Your goal: Will you give every entry again exactly as it stands?
Start of Records to use
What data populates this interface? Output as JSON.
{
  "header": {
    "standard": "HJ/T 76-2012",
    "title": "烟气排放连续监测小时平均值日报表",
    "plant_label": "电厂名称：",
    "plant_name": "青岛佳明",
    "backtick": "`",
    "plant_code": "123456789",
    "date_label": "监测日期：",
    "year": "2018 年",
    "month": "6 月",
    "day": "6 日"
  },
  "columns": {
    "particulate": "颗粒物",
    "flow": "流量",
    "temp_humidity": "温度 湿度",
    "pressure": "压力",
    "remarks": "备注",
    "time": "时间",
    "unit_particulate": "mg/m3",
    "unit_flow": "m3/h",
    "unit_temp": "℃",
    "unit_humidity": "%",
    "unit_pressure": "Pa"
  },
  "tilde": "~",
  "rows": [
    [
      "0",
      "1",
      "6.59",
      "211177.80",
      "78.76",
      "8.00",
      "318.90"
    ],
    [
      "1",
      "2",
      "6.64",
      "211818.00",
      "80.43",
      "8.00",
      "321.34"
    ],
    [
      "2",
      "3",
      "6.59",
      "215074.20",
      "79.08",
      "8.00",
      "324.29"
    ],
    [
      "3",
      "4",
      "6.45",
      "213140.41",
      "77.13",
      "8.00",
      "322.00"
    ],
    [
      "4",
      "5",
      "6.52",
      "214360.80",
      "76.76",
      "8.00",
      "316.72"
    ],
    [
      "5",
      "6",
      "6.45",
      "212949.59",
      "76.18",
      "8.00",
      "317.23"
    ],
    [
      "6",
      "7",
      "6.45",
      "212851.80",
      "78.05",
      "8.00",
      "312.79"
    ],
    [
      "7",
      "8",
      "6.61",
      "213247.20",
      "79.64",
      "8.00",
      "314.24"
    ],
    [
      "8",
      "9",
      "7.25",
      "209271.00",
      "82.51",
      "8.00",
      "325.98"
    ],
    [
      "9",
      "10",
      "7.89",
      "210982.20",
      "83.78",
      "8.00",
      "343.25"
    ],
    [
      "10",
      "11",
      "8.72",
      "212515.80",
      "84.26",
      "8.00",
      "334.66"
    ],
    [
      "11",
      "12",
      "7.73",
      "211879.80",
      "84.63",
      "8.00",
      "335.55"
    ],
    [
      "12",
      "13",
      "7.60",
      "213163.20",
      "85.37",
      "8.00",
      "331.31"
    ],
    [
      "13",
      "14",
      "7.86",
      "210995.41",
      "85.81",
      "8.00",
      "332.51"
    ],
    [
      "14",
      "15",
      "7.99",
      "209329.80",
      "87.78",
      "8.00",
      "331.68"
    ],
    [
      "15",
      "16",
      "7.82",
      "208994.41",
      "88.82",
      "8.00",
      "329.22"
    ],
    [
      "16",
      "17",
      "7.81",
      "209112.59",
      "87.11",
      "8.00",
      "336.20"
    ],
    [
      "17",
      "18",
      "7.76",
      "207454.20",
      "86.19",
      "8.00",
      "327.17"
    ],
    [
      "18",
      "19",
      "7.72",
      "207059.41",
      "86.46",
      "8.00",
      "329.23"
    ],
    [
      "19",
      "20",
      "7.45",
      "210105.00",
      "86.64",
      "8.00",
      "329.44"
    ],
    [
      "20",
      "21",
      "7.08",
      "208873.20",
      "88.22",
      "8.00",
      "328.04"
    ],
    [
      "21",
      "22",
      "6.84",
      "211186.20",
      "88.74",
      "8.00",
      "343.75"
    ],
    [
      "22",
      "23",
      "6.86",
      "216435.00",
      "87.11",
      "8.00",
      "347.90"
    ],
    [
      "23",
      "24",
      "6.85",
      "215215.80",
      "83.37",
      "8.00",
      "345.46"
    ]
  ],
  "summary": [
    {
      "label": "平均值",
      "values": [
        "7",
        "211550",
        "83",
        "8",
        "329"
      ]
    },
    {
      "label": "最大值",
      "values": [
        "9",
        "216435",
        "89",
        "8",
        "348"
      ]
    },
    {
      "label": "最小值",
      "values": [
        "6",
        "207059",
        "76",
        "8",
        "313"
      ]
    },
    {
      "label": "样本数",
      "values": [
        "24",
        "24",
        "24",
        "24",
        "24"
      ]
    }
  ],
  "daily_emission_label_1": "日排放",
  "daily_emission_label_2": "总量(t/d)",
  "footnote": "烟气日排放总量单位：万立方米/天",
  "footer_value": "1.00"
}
End of Records to use
Written solution:
What data populates this interface? Output as JSON.
{
  "header": {
    "standard": "HJ/T 76-2012",
    "title": "烟气排放连续监测小时平均值日报表",
    "plant_label": "电厂名称：",
    "plant_name": "青岛佳明",
    "backtick": "`",
    "plant_code": "123456789",
    "date_label": "监测日期：",
    "year": "2018 年",
    "month": "6 月",
    "day": "6 日"
  },
  "columns": {
    "particulate": "颗粒物",
    "flow": "流量",
    "temp_humidity": "温度 湿度",
    "pressure": "压力",
    "remarks": "备注",
    "time": "时间",
    "unit_particulate": "mg/m3",
    "unit_flow": "m3/h",
    "unit_temp": "℃",
    "unit_humidity": "%",
    "unit_pressure": "Pa"
  },
  "tilde": "~",
  "rows": [
    [
      "0",
      "1",
      "6.59",
      "211177.80",
      "78.76",
      "8.00",
      "318.90"
    ],
    [
      "1",
      "2",
      "6.64",
      "211818.00",
      "80.43",
      "8.00",
      "321.34"
    ],
    [
      "2",
      "3",
      "6.59",
      "215074.20",
      "79.08",
      "8.00",
      "324.29"
    ],
    [
      "3",
      "4",
      "6.45",
      "213140.41",
      "77.13",
      "8.00",
      "322.00"
    ],
    [
      "4",
      "5",
      "6.52",
      "214360.80",
      "76.76",
      "8.00",
      "316.72"
    ],
    [
      "5",
      "6",
      "6.45",
      "212949.59",
      "76.18",
      "8.00",
      "317.23"
    ],
    [
      "6",
      "7",
      "6.45",
      "212851.80",
      "78.05",
      "8.00",
      "312.79"
    ],
    [
      "7",
      "8",
      "6.61",
      "213247.20",
      "79.64",
      "8.00",
      "314.24"
    ],
    [
      "8",
      "9",
      "7.25",
      "209271.00",
      "82.51",
      "8.00",
      "325.98"
    ],
    [
      "9",
      "10",
      "7.89",
      "210982.20",
      "83.78",
      "8.00",
      "343.25"
    ],
    [
      "10",
      "11",
      "8.72",
      "212515.80",
      "84.26",
      "8.00",
      "334.66"
    ],
    [
      "11",
      "12",
      "7.73",
      "211879.80",
      "84.63",
      "8.00",
      "335.55"
    ],
    [
      "12",
      "13",
      "7.60",
      "213163.20",
      "85.37",
      "8.00",
      "331.31"
    ],
    [
      "13",
      "14",
      "7.86",
      "210995.41",
      "85.81",
      "8.00",
      "332.51"
    ],
    [
      "14",
      "15",
      "7.99",
      "209329.80",
      "87.78",
      "8.00",
      "331.68"
    ],
    [
      "15",
      "16",
      "7.82",
      "208994.41",
      "88.82",
      "8.00",
      "329.22"
    ],
    [
      "16",
      "17",
      "7.81",
      "209112.59",
      "87.11",
      "8.00",
      "336.20"
    ],
    [
      "17",
      "18",
      "7.76",
      "207454.20",
      "86.19",
      "8.00",
      "327.17"
    ],
    [
      "18",
      "19",
      "7.72",
      "207059.41",
      "86.46",
      "8.00",
      "329.23"
    ],
    [
      "19",
      "20",
      "7.45",
      "210105.00",
      "86.64",
      "8.00",
      "329.44"
    ],
    [
      "20",
      "21",
      "7.08",
      "208873.20",
      "88.22",
      "8.00",
      "328.04"
    ],
    [
      "21",
      "22",
      "6.84",
      "211186.20",
      "88.74",
      "8.00",
      "343.75"
    ],
    [
      "22",
      "23",
      "6.86",
      "216435.00",
      "87.11",
      "8.00",
      "347.90"
    ],
    [
      "23",
      "24",
      "6.85",
      "215215.80",
      "83.37",
      "8.00",
      "345.46"
    ]
  ],
  "summary": [
    {
      "label": "平均值",
      "values": [
        "7",
        "211550",
        "83",
        "8",
        "329"
      ]
    },
    {
      "label": "最大值",
      "values": [
        "9",
        "216435",
        "89",
        "8",
        "348"
      ]
    },
    {
      "label": "最小值",
      "values": [
        "6",
        "207059",
        "76",
        "8",
        "313"
      ]
    },
    {
      "label": "样本数",
      "values": [
        "24",
        "24",
        "24",
        "24",
        "24"
      ]
    }
  ],
  "daily_emission_label_1": "日排放",
  "daily_emission_label_2": "总量(t/d)",
  "footnote": "烟气日排放总量单位：万立方米/天",
  "footer_value": "1.00"
}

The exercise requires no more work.